=== What the task requires ===
Your task is to output the entries below word for word.
>>>
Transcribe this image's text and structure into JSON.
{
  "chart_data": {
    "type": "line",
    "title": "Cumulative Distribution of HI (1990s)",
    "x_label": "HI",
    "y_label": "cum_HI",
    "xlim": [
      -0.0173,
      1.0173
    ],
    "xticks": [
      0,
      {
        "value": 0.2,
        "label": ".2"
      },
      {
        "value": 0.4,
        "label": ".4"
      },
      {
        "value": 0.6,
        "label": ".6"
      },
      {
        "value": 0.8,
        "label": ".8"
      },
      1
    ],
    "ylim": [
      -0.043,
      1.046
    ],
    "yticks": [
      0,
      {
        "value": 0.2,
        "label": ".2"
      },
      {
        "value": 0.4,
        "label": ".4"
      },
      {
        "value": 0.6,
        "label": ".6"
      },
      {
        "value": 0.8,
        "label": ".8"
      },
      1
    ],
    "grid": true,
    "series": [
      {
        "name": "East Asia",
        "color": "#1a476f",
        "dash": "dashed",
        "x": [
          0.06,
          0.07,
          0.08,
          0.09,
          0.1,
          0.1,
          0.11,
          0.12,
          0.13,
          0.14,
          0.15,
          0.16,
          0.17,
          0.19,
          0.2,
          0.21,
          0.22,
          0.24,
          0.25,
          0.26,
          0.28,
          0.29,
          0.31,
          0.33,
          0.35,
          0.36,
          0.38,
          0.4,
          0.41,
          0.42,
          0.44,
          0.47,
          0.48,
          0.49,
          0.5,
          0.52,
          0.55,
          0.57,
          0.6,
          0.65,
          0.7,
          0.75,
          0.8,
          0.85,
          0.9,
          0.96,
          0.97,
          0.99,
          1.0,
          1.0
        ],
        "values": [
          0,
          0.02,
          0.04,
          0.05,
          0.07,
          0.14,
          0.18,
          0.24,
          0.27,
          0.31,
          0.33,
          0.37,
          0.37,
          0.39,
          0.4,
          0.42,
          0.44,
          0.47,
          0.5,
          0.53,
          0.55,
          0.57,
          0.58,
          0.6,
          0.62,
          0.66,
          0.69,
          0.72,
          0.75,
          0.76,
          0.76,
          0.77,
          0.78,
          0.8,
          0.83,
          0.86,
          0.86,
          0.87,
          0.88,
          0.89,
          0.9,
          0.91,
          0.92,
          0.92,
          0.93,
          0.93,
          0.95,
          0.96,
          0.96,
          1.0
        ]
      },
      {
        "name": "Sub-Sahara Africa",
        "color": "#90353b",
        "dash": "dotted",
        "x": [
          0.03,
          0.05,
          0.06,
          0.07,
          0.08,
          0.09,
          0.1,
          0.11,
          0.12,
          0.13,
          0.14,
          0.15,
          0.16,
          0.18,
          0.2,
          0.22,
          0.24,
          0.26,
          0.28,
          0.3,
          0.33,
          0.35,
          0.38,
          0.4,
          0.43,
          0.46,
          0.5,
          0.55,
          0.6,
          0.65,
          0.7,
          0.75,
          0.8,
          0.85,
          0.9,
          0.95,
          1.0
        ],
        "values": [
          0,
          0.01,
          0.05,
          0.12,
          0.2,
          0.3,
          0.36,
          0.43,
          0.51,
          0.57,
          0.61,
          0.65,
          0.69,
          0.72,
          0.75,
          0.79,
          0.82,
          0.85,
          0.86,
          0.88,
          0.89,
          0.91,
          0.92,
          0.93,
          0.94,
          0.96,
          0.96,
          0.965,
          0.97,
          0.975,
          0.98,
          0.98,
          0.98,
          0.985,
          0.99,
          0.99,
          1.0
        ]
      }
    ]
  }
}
<<<
=== Written response ===
Transcribe this image's text and structure into JSON.
{
  "chart_data": {
    "type": "line",
    "title": "Cumulative Distribution of HI (1990s)",
    "x_label": "HI",
    "y_label": "cum_HI",
    "xlim": [
      -0.0173,
      1.0173
    ],
    "xticks": [
      0,
      {
        "value": 0.2,
        "label": ".2"
      },
      {
        "value": 0.4,
        "label": ".4"
      },
      {
        "value": 0.6,
        "label": ".6"
      },
      {
        "value": 0.8,
        "label": ".8"
      },
      1
    ],
    "ylim": [
      -0.043,
      1.046
    ],
    "yticks": [
      0,
      {
        "value": 0.2,
        "label": ".2"
      },
      {
        "value": 0.4,
        "label": ".4"
      },
      {
        "value": 0.6,
        "label": ".6"
      },
      {
        "value": 0.8,
        "label": ".8"
      },
      1
    ],
    "grid": true,
    "series": [
      {
        "name": "East Asia",
        "color": "#1a476f",
        "dash": "dashed",
        "x": [
          0.06,
          0.07,
          0.08,
          0.09,
          0.1,
          0.1,
          0.11,
          0.12,
          0.13,
          0.14,
          0.15,
          0.16,
          0.17,
          0.19,
          0.2,
          0.21,
          0.22,
          0.24,
          0.25,
          0.26,
          0.28,
          0.29,
          0.31,
          0.33,
          0.35,
          0.36,
          0.38,
          0.4,
          0.41,
          0.42,
          0.44,
          0.47,
          0.48,
          0.49,
          0.5,
          0.52,
          0.55,
          0.57,
          0.6,
          0.65,
          0.7,
          0.75,
          0.8,
          0.85,
          0.9,
          0.96,
          0.97,
          0.99,
          1.0,
          1.0
        ],
        "values": [
          0,
          0.02,
          0.04,
          0.05,
          0.07,
          0.14,
          0.18,
          0.24,
          0.27,
          0.31,
          0.33,
          0.37,
          0.37,
          0.39,
          0.4,
          0.42,
          0.44,
          0.47,
          0.5,
          0.53,
          0.55,
          0.57,
          0.58,
          0.6,
          0.62,
          0.66,
          0.69,
          0.72,
          0.75,
          0.76,
          0.76,
          0.77,
          0.78,
          0.8,
          0.83,
          0.86,
          0.86,
          0.87,
          0.88,
          0.89,
          0.9,
          0.91,
          0.92,
          0.92,
          0.93,
          0.93,
          0.95,
          0.96,
          0.96,
          1.0
        ]
      },
      {
        "name": "Sub-Sahara Africa",
        "color": "#90353b",
        "dash": "dotted",
        "x": [
          0.03,
          0.05,
          0.06,
          0.07,
          0.08,
          0.09,
          0.1,
          0.11,
          0.12,
          0.13,
          0.14,
          0.15,
          0.16,
          0.18,
          0.2,
          0.22,
          0.24,
          0.26,
          0.28,
          0.3,
          0.33,
          0.35,
          0.38,
          0.4,
          0.43,
          0.46,
          0.5,
          0.55,
          0.6,
          0.65,
          0.7,
          0.75,
          0.8,
          0.85,
          0.9,
          0.95,
          1.0
        ],
        "values": [
          0,
          0.01,
          0.05,
          0.12,
          0.2,
          0.3,
          0.36,
          0.43,
          0.51,
          0.57,
          0.61,
          0.65,
          0.69,
          0.72,
          0.75,
          0.79,
          0.82,
          0.85,
          0.86,
          0.88,
          0.89,
          0.91,
          0.92,
          0.93,
          0.94,
          0.96,
          0.96,
          0.965,
          0.97,
          0.975,
          0.98,
          0.98,
          0.98,
          0.985,
          0.99,
          0.99,
          1.0
        ]
      }
    ]
  }
}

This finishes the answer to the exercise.